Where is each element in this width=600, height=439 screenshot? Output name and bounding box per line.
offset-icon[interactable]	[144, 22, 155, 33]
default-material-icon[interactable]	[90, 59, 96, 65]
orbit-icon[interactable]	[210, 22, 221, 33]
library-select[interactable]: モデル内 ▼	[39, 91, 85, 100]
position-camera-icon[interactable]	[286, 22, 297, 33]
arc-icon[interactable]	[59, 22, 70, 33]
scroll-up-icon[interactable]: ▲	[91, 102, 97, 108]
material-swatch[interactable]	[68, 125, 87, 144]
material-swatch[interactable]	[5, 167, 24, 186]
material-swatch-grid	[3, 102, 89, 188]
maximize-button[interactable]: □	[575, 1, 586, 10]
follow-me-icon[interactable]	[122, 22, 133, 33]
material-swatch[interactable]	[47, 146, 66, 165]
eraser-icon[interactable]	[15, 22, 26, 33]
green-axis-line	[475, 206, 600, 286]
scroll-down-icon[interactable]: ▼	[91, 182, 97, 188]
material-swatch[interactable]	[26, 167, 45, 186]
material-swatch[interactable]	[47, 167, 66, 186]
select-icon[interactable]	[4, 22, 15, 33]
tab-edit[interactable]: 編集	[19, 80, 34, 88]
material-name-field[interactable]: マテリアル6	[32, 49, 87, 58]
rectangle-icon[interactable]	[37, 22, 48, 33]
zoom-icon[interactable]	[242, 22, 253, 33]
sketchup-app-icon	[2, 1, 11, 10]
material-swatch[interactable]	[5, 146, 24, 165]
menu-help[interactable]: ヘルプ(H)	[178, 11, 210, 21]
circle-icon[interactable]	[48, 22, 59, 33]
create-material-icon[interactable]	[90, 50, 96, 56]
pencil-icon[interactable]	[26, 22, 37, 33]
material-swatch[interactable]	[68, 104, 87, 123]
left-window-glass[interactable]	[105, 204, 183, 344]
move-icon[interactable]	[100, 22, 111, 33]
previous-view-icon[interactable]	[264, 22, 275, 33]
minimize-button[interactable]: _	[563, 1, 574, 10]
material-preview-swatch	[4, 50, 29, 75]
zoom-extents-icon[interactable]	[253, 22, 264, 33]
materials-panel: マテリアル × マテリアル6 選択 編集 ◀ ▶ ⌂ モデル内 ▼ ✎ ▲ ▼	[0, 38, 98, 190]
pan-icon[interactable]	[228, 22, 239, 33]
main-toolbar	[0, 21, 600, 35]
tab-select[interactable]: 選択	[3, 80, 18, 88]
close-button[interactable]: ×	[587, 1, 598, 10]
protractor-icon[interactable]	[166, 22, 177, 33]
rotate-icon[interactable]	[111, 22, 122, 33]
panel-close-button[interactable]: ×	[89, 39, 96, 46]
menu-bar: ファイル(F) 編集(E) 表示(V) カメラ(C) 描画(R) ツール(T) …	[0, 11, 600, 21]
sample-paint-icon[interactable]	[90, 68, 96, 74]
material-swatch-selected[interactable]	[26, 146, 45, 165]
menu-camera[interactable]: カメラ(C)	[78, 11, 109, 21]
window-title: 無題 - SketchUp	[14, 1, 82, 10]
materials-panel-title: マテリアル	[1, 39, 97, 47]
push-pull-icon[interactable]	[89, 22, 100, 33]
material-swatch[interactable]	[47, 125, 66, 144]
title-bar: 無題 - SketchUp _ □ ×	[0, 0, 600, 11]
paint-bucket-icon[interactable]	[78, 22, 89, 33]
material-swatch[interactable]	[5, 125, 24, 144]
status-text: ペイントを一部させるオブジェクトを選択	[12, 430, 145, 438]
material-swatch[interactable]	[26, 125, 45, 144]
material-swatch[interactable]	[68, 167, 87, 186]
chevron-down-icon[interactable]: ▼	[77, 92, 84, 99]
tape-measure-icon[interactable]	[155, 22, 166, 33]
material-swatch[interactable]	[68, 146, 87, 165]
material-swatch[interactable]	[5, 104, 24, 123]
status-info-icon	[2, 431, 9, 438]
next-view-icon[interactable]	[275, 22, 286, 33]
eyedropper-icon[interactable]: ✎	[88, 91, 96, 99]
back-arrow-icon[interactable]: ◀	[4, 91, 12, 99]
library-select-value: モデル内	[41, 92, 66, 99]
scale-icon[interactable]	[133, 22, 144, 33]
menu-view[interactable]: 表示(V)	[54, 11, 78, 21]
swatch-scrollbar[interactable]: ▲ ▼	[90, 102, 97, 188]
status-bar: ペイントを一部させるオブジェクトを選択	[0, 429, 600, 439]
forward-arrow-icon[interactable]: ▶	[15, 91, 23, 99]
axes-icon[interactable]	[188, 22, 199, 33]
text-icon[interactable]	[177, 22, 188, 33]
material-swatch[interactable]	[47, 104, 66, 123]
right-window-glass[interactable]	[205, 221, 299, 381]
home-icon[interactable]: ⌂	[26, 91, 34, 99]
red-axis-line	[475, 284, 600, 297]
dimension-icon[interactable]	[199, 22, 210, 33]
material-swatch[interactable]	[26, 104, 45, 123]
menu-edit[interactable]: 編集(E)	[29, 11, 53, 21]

→ **Work to complete**: Reproduce every line of the data above word for word, with no changes.

→ **Output for this task**:
Where is each element in this width=600, height=439 screenshot? Output name and bounding box per line.
offset-icon[interactable]	[144, 22, 155, 33]
default-material-icon[interactable]	[90, 59, 96, 65]
orbit-icon[interactable]	[210, 22, 221, 33]
library-select[interactable]: モデル内 ▼	[39, 91, 85, 100]
position-camera-icon[interactable]	[286, 22, 297, 33]
arc-icon[interactable]	[59, 22, 70, 33]
scroll-up-icon[interactable]: ▲	[91, 102, 97, 108]
material-swatch[interactable]	[68, 125, 87, 144]
material-swatch[interactable]	[5, 167, 24, 186]
material-swatch-grid	[3, 102, 89, 188]
maximize-button[interactable]: □	[575, 1, 586, 10]
follow-me-icon[interactable]	[122, 22, 133, 33]
material-swatch[interactable]	[47, 146, 66, 165]
eraser-icon[interactable]	[15, 22, 26, 33]
green-axis-line	[475, 206, 600, 286]
scroll-down-icon[interactable]: ▼	[91, 182, 97, 188]
material-swatch[interactable]	[26, 167, 45, 186]
material-swatch[interactable]	[47, 167, 66, 186]
select-icon[interactable]	[4, 22, 15, 33]
tab-edit[interactable]: 編集	[19, 80, 34, 88]
material-name-field[interactable]: マテリアル6	[32, 49, 87, 58]
rectangle-icon[interactable]	[37, 22, 48, 33]
zoom-icon[interactable]	[242, 22, 253, 33]
sketchup-app-icon	[2, 1, 11, 10]
material-swatch[interactable]	[5, 146, 24, 165]
menu-help[interactable]: ヘルプ(H)	[178, 11, 210, 21]
circle-icon[interactable]	[48, 22, 59, 33]
create-material-icon[interactable]	[90, 50, 96, 56]
pencil-icon[interactable]	[26, 22, 37, 33]
material-swatch[interactable]	[68, 104, 87, 123]
left-window-glass[interactable]	[105, 204, 183, 344]
move-icon[interactable]	[100, 22, 111, 33]
previous-view-icon[interactable]	[264, 22, 275, 33]
minimize-button[interactable]: _	[563, 1, 574, 10]
material-preview-swatch	[4, 50, 29, 75]
zoom-extents-icon[interactable]	[253, 22, 264, 33]
materials-panel: マテリアル × マテリアル6 選択 編集 ◀ ▶ ⌂ モデル内 ▼ ✎ ▲ ▼	[0, 38, 98, 190]
pan-icon[interactable]	[228, 22, 239, 33]
main-toolbar	[0, 21, 600, 35]
tab-select[interactable]: 選択	[3, 80, 18, 88]
close-button[interactable]: ×	[587, 1, 598, 10]
protractor-icon[interactable]	[166, 22, 177, 33]
rotate-icon[interactable]	[111, 22, 122, 33]
panel-close-button[interactable]: ×	[89, 39, 96, 46]
menu-bar: ファイル(F) 編集(E) 表示(V) カメラ(C) 描画(R) ツール(T) …	[0, 11, 600, 21]
sample-paint-icon[interactable]	[90, 68, 96, 74]
material-swatch-selected[interactable]	[26, 146, 45, 165]
menu-camera[interactable]: カメラ(C)	[78, 11, 109, 21]
window-title: 無題 - SketchUp	[14, 1, 82, 10]
materials-panel-title: マテリアル	[1, 39, 97, 47]
push-pull-icon[interactable]	[89, 22, 100, 33]
material-swatch[interactable]	[47, 125, 66, 144]
title-bar: 無題 - SketchUp _ □ ×	[0, 0, 600, 11]
paint-bucket-icon[interactable]	[78, 22, 89, 33]
material-swatch[interactable]	[5, 125, 24, 144]
status-text: ペイントを一部させるオブジェクトを選択	[12, 430, 145, 438]
material-swatch[interactable]	[26, 125, 45, 144]
material-swatch[interactable]	[68, 167, 87, 186]
chevron-down-icon[interactable]: ▼	[77, 92, 84, 99]
tape-measure-icon[interactable]	[155, 22, 166, 33]
material-swatch[interactable]	[68, 146, 87, 165]
material-swatch[interactable]	[5, 104, 24, 123]
status-info-icon	[2, 431, 9, 438]
next-view-icon[interactable]	[275, 22, 286, 33]
eyedropper-icon[interactable]: ✎	[88, 91, 96, 99]
back-arrow-icon[interactable]: ◀	[4, 91, 12, 99]
library-select-value: モデル内	[41, 92, 66, 99]
scale-icon[interactable]	[133, 22, 144, 33]
menu-view[interactable]: 表示(V)	[54, 11, 78, 21]
swatch-scrollbar[interactable]: ▲ ▼	[90, 102, 97, 188]
status-bar: ペイントを一部させるオブジェクトを選択	[0, 429, 600, 439]
forward-arrow-icon[interactable]: ▶	[15, 91, 23, 99]
axes-icon[interactable]	[188, 22, 199, 33]
text-icon[interactable]	[177, 22, 188, 33]
material-swatch[interactable]	[47, 104, 66, 123]
right-window-glass[interactable]	[205, 221, 299, 381]
home-icon[interactable]: ⌂	[26, 91, 34, 99]
red-axis-line	[475, 284, 600, 297]
dimension-icon[interactable]	[199, 22, 210, 33]
material-swatch[interactable]	[26, 104, 45, 123]
menu-edit[interactable]: 編集(E)	[29, 11, 53, 21]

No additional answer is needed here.